▸ **WHAT IS REQUIRED**: Reproduce word for word the part of the passage on CD8(+) T cells in rat EAE that begins with "The findings suggest" and ends with "of rMOG-induced EAE.".

▸ **DOCUMENT SECTION**:
The findings suggest that CD8(+) T cells do not play a significant role in the pathogenesis or regulation of EAE induced by rMOG in DA rats. In this respect, rMOG-induced EAE is not an appropriate model for studying the role of CD8(+) T cells in MS.
Throughout the disease, both CD4(+) T cells and macrophages/activated microglia outnumbered CD8(+) T cells within the spinal cord. The number of putative suppressor CD8(+) T cells increased significantly both during and after the first peak suggesting the induction of a regulatory CD8(+) T-cell response. However, antibody-mediated depletion of CD8(+) T cells before induction of the disease, or after the first peak, did not significantly alter the incidence, severity or course of rMOG-induced EAE.
Since CD8(+) T cells may be important in the pathogenesis of multiple sclerosis (MS), we examined their role in the DA rat experimental autoimmune encephalomyelitis (EAE) model induced by immunization with recombinant myelin oligodendrocyte glycoprotein (rMOG).
The inflammatory infiltrate in the spinal cord of affected animals was assessed by histology, electrophysiology and flow cytometry during the course of the disease (the first peak, remission and the second peak). The proportions of activated/memory effector (CD8(+)CD44(+)) and putative suppressor (CD8(+)CD28(-), CD8(+)CD25(high)) CD8(+) T cells in the draining lymph nodes were determined. To explore the role of CD8(+) T cells, similar experiments were performed in CD8(+) T cell depleted rats, before, during and after the first peak of the disease.

▸ **SOURCE DATA**:
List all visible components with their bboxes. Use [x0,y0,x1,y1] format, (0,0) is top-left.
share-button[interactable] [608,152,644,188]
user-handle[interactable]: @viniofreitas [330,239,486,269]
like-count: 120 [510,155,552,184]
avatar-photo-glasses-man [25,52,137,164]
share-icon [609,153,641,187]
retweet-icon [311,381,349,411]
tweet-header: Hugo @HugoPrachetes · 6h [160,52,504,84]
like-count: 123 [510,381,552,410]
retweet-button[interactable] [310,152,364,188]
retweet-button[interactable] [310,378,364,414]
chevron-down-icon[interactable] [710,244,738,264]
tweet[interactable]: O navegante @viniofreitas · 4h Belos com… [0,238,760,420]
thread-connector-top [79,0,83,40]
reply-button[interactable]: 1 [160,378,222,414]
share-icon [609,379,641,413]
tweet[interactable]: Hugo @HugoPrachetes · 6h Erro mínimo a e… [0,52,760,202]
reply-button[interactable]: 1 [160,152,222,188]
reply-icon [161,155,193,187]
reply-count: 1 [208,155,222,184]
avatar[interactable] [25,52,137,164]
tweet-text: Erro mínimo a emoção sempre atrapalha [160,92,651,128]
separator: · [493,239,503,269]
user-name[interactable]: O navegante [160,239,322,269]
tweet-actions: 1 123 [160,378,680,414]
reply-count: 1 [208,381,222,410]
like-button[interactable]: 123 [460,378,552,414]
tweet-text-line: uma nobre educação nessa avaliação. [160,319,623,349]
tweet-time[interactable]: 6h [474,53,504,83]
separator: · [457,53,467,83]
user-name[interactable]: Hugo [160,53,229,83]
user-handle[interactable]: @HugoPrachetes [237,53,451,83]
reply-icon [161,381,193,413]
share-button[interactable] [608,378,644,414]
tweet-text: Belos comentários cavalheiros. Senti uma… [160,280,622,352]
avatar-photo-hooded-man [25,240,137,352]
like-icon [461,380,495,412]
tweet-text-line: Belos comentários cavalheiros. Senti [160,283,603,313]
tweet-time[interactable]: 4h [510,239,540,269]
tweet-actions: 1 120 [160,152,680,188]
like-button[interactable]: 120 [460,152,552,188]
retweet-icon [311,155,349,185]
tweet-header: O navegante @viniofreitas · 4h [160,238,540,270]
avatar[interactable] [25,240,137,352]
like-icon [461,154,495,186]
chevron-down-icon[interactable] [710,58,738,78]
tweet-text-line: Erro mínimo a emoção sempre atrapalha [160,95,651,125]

▸ **FINAL ANSWER**:
The findings suggest that CD8(+) T cells do not play a significant role in the pathogenesis or regulation of EAE induced by rMOG in DA rats. In this respect, rMOG-induced EAE is not an appropriate model for studying the role of CD8(+) T cells in MS.
Throughout the disease, both CD4(+) T cells and macrophages/activated microglia outnumbered CD8(+) T cells within the spinal cord. The number of putative suppressor CD8(+) T cells increased significantly both during and after the first peak suggesting the induction of a regulatory CD8(+) T-cell response. However, antibody-mediated depletion of CD8(+) T cells before induction of the disease, or after the first peak, did not significantly alter the incidence, severity or course of rMOG-induced EAE.